_SHORT EXERCISE:_ In the data below, find every line with the string "alpha" and pull it out.

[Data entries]

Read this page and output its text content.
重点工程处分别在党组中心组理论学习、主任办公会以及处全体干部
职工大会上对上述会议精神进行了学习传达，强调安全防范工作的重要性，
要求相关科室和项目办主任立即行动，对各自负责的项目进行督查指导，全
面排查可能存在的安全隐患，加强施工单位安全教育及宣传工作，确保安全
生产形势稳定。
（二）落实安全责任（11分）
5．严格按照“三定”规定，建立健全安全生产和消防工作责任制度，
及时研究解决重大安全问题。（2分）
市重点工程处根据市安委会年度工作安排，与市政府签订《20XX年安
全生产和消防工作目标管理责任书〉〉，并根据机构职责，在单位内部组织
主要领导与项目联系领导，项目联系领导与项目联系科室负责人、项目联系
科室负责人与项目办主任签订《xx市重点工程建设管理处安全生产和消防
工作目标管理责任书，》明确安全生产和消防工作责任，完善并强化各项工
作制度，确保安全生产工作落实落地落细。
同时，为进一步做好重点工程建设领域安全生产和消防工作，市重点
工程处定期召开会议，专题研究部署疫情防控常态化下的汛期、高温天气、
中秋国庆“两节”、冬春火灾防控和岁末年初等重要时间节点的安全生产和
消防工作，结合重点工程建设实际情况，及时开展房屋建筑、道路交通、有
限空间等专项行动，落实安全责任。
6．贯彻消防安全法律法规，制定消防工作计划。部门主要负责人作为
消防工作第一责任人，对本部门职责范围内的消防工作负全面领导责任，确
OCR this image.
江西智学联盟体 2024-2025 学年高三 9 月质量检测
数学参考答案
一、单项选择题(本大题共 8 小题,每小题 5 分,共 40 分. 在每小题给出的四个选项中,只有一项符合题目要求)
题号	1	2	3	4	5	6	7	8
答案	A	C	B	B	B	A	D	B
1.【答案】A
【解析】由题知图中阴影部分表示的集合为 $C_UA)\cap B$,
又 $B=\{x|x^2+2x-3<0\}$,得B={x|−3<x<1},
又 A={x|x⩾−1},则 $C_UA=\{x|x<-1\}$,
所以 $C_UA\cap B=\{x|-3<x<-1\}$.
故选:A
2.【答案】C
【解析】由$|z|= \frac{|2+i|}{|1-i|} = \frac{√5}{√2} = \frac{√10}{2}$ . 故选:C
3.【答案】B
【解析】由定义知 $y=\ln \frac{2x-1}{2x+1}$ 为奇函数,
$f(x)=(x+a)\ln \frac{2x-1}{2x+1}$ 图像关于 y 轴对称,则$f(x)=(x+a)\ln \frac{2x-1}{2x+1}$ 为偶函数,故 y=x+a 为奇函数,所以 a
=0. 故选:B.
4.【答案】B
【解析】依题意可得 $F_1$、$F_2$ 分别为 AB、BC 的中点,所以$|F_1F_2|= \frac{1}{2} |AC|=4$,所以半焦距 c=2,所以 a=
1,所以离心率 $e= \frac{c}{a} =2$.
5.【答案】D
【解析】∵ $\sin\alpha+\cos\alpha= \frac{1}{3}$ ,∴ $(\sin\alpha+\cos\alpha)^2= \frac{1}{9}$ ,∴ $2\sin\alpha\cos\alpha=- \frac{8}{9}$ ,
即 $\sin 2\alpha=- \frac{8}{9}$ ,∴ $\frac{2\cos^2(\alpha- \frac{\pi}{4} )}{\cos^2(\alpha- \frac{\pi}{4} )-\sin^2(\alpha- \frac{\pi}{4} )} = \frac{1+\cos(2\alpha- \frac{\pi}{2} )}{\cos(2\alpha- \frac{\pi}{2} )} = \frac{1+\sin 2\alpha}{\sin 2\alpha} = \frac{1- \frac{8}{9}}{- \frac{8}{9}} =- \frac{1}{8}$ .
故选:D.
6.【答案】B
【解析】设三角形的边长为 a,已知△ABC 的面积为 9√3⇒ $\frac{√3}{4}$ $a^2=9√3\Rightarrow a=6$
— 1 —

_SOLVED PROBLEM:_
【解析】∵ $\sin\alpha+\cos\alpha= \frac{1}{3}$ ,∴ $(\sin\alpha+\cos\alpha)^2= \frac{1}{9}$ ,∴ $2\sin\alpha\cos\alpha=- \frac{8}{9}$ ,
即 $\sin 2\alpha=- \frac{8}{9}$ ,∴ $\frac{2\cos^2(\alpha- \frac{\pi}{4} )}{\cos^2(\alpha- \frac{\pi}{4} )-\sin^2(\alpha- \frac{\pi}{4} )} = \frac{1+\cos(2\alpha- \frac{\pi}{2} )}{\cos(2\alpha- \frac{\pi}{2} )} = \frac{1+\sin 2\alpha}{\sin 2\alpha} = \frac{1- \frac{8}{9}}{- \frac{8}{9}} =- \frac{1}{8}$ .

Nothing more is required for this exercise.